* _Data for processing_:
*****
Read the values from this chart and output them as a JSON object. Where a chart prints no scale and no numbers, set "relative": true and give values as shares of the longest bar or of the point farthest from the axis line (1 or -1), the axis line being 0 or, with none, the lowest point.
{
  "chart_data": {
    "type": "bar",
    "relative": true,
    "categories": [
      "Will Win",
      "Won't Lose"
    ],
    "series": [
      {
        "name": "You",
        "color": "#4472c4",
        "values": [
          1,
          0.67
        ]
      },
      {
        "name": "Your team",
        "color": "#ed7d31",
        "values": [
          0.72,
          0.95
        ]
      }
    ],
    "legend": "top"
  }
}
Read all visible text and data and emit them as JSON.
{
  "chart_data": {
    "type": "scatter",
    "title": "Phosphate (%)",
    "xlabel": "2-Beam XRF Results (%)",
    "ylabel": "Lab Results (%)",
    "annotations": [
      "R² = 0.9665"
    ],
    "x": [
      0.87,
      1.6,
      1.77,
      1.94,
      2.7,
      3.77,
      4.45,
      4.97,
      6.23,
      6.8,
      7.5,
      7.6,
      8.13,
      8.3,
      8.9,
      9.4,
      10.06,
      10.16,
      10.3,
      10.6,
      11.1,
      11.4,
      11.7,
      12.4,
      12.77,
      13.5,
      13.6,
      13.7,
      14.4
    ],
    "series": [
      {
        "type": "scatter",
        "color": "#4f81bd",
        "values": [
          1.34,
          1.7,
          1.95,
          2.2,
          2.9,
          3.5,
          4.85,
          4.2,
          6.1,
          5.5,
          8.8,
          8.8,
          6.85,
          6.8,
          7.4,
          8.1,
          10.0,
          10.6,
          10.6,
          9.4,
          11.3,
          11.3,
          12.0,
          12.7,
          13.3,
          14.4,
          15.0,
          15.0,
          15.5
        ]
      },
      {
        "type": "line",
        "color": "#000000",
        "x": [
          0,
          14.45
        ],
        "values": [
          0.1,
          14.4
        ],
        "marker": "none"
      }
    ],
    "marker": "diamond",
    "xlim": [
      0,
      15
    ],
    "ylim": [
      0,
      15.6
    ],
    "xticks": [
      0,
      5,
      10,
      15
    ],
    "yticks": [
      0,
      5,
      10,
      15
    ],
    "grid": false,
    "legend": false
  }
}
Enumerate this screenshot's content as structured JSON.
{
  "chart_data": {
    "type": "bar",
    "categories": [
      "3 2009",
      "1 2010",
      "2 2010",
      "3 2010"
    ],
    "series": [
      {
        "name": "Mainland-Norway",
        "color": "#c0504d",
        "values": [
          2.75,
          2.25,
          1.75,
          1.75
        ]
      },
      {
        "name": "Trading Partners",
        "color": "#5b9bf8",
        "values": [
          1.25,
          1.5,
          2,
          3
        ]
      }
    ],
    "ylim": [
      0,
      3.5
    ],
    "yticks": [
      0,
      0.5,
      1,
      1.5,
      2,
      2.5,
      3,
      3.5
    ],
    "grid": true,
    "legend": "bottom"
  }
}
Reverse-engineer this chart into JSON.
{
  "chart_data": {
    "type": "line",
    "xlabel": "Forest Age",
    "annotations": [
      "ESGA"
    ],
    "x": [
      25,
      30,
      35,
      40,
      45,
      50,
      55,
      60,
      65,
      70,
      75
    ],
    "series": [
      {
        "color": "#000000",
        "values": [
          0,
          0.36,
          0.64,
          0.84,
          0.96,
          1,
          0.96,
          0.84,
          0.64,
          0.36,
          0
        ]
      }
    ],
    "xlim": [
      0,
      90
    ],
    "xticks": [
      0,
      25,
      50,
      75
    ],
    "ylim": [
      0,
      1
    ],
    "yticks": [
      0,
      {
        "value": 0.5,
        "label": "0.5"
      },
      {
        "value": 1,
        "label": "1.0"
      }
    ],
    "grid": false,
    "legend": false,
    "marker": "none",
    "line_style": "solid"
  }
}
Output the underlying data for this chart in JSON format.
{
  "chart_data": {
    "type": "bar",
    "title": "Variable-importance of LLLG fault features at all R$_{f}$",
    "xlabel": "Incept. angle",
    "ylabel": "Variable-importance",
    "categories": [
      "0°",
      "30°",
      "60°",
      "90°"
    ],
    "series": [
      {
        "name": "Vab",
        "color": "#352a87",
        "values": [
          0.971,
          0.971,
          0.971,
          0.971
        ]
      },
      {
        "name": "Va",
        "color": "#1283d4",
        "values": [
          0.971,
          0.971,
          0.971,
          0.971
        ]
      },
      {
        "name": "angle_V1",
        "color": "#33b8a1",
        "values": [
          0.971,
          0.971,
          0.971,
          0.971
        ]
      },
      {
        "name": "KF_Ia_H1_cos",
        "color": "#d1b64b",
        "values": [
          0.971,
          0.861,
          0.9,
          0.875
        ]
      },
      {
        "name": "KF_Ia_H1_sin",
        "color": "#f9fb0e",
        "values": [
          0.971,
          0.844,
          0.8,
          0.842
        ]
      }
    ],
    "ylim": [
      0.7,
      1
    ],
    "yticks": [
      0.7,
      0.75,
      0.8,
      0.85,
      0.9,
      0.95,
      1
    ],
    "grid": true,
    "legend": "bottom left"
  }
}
*****
* _Given request_: From the entries above, extract every line where the word "type" appears.

* _Result for this task_:
    "type": "bar",
    "type": "scatter",
        "type": "scatter",
        "type": "line",
    "type": "bar",
    "type": "line",
    "type": "bar",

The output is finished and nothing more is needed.